→ **Dataset**
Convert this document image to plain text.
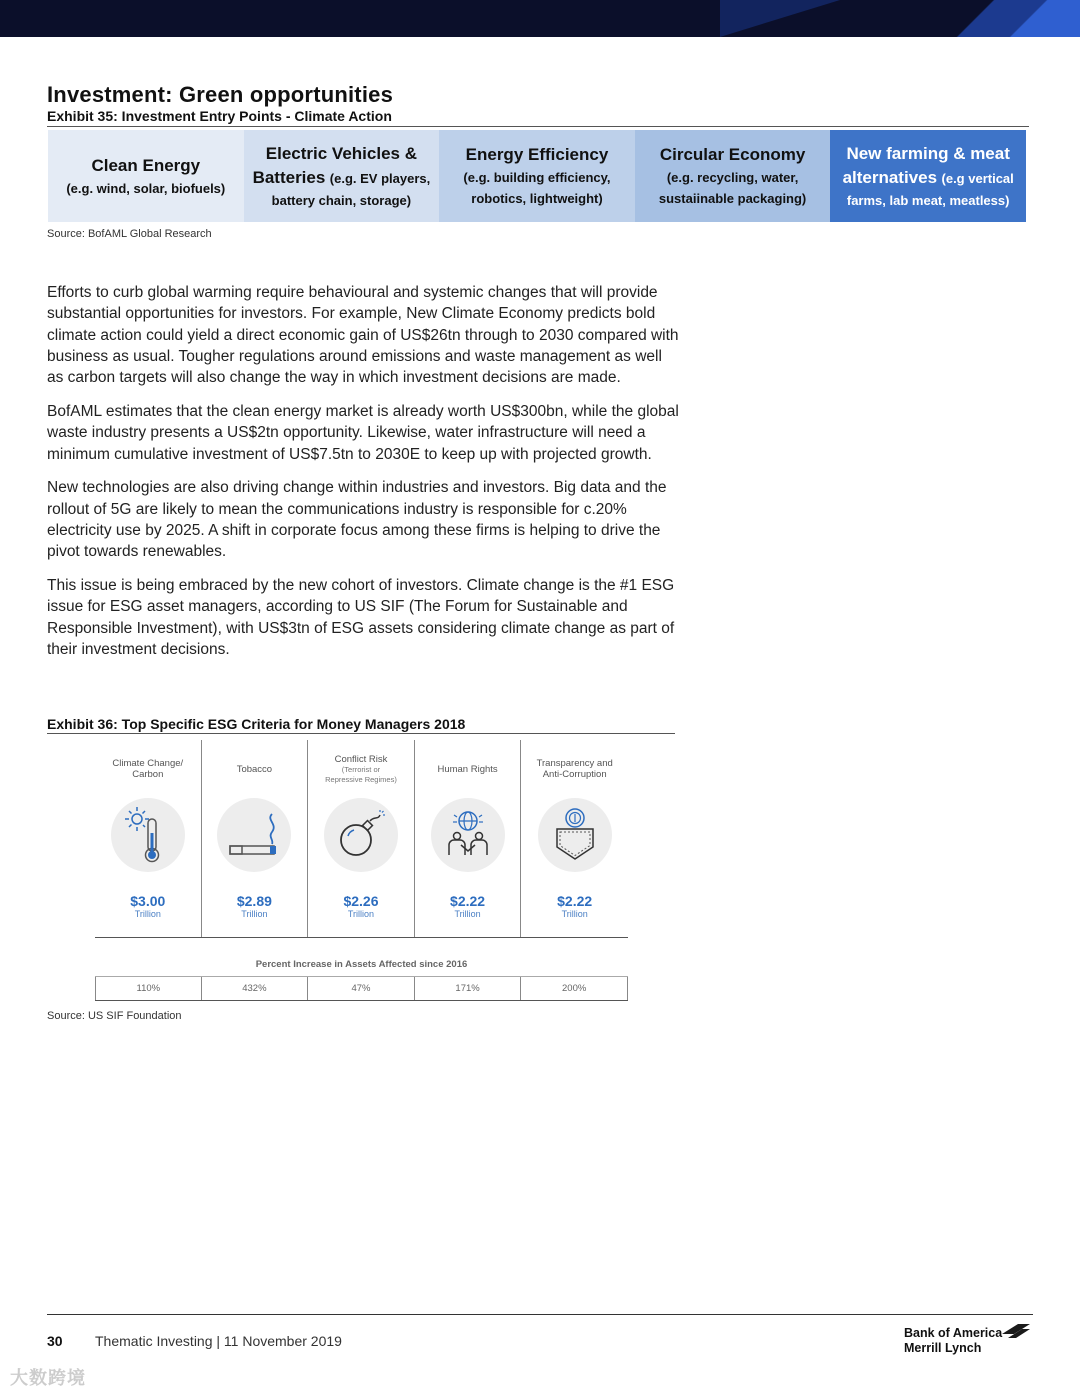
Investment: Green opportunities
Exhibit 35: Investment Entry Points - Climate Action
Clean Energy
(e.g. wind, solar, biofuels)
Electric Vehicles &
Batteries (e.g. EV players,
battery chain, storage)
Energy Efficiency
(e.g. building efficiency,
robotics, lightweight)
Circular Economy
(e.g. recycling, water,
sustaiinable packaging)
New farming & meat
alternatives (e.g vertical
farms, lab meat, meatless)
Source: BofAML Global Research

Efforts to curb global warming require behavioural and systemic changes that will provide substantial opportunities for investors. For example, New Climate Economy predicts bold climate action could yield a direct economic gain of US$26tn through to 2030 compared with business as usual. Tougher regulations around emissions and waste management as well as carbon targets will also change the way in which investment decisions are made.

BofAML estimates that the clean energy market is already worth US$300bn, while the global waste industry presents a US$2tn opportunity. Likewise, water infrastructure will need a minimum cumulative investment of US$7.5tn to 2030E to keep up with projected growth.

New technologies are also driving change within industries and investors. Big data and the rollout of 5G are likely to mean the communications industry is responsible for c.20% electricity use by 2025. A shift in corporate focus among these firms is helping to drive the pivot towards renewables.

This issue is being embraced by the new cohort of investors. Climate change is the #1 ESG issue for ESG asset managers, according to US SIF (The Forum for Sustainable and Responsible Investment), with US$3tn of ESG assets considering climate change as part of their investment decisions.

Exhibit 36: Top Specific ESG Criteria for Money Managers 2018
Climate Change/
Carbon
$3.00
Trillion
Tobacco
$2.89
Trillion
Conflict Risk
(Terrorist or
Repressive Regimes)
$2.26
Trillion
Human Rights
$2.22
Trillion
Transparency and
Anti-Corruption
$2.22
Trillion
Percent Increase in Assets Affected since 2016
110%	432%	47%	171%	200%
Source: US SIF Foundation
30 Thematic Investing | 11 November 2019	Bank of America
Merrill Lynch
大数跨境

→ **Goal of the exercise**
Count every line in the preceding entries where the string "industry" appears, then state only the total.

→ **Exercise response**
2